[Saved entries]
========================
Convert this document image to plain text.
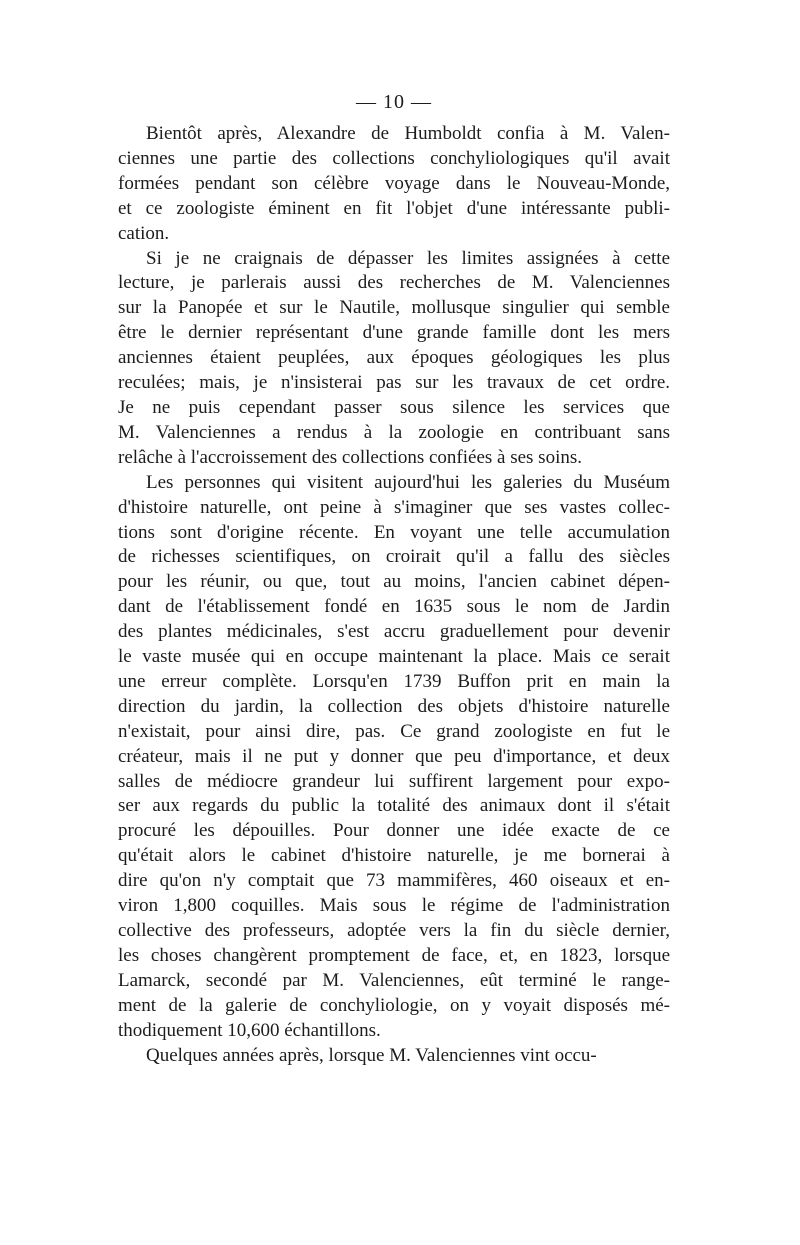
— 10 —

Bientôt après, Alexandre de Humboldt confia à M. Valen-
ciennes une partie des collections conchyliologiques qu'il avait
formées pendant son célèbre voyage dans le Nouveau-Monde,
et ce zoologiste éminent en fit l'objet d'une intéressante publi-
cation.

Si je ne craignais de dépasser les limites assignées à cette
lecture, je parlerais aussi des recherches de M. Valenciennes
sur la Panopée et sur le Nautile, mollusque singulier qui semble
être le dernier représentant d'une grande famille dont les mers
anciennes étaient peuplées, aux époques géologiques les plus
reculées; mais, je n'insisterai pas sur les travaux de cet ordre.
Je ne puis cependant passer sous silence les services que
M. Valenciennes a rendus à la zoologie en contribuant sans
relâche à l'accroissement des collections confiées à ses soins.

Les personnes qui visitent aujourd'hui les galeries du Muséum
d'histoire naturelle, ont peine à s'imaginer que ses vastes collec-
tions sont d'origine récente. En voyant une telle accumulation
de richesses scientifiques, on croirait qu'il a fallu des siècles
pour les réunir, ou que, tout au moins, l'ancien cabinet dépen-
dant de l'établissement fondé en 1635 sous le nom de Jardin
des plantes médicinales, s'est accru graduellement pour devenir
le vaste musée qui en occupe maintenant la place. Mais ce serait
une erreur complète. Lorsqu'en 1739 Buffon prit en main la
direction du jardin, la collection des objets d'histoire naturelle
n'existait, pour ainsi dire, pas. Ce grand zoologiste en fut le
créateur, mais il ne put y donner que peu d'importance, et deux
salles de médiocre grandeur lui suffirent largement pour expo-
ser aux regards du public la totalité des animaux dont il s'était
procuré les dépouilles. Pour donner une idée exacte de ce
qu'était alors le cabinet d'histoire naturelle, je me bornerai à
dire qu'on n'y comptait que 73 mammifères, 460 oiseaux et en-
viron 1,800 coquilles. Mais sous le régime de l'administration
collective des professeurs, adoptée vers la fin du siècle dernier,
les choses changèrent promptement de face, et, en 1823, lorsque
Lamarck, secondé par M. Valenciennes, eût terminé le range-
ment de la galerie de conchyliologie, on y voyait disposés mé-
thodiquement 10,600 échantillons.

Quelques années après, lorsque M. Valenciennes vint occu-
========================
-- The task --
Identify each line in the entries with the word "donner" and copy it.

-- Correct result --
créateur, mais il ne put y donner que peu d'importance, et deux
procuré les dépouilles. Pour donner une idée exacte de ce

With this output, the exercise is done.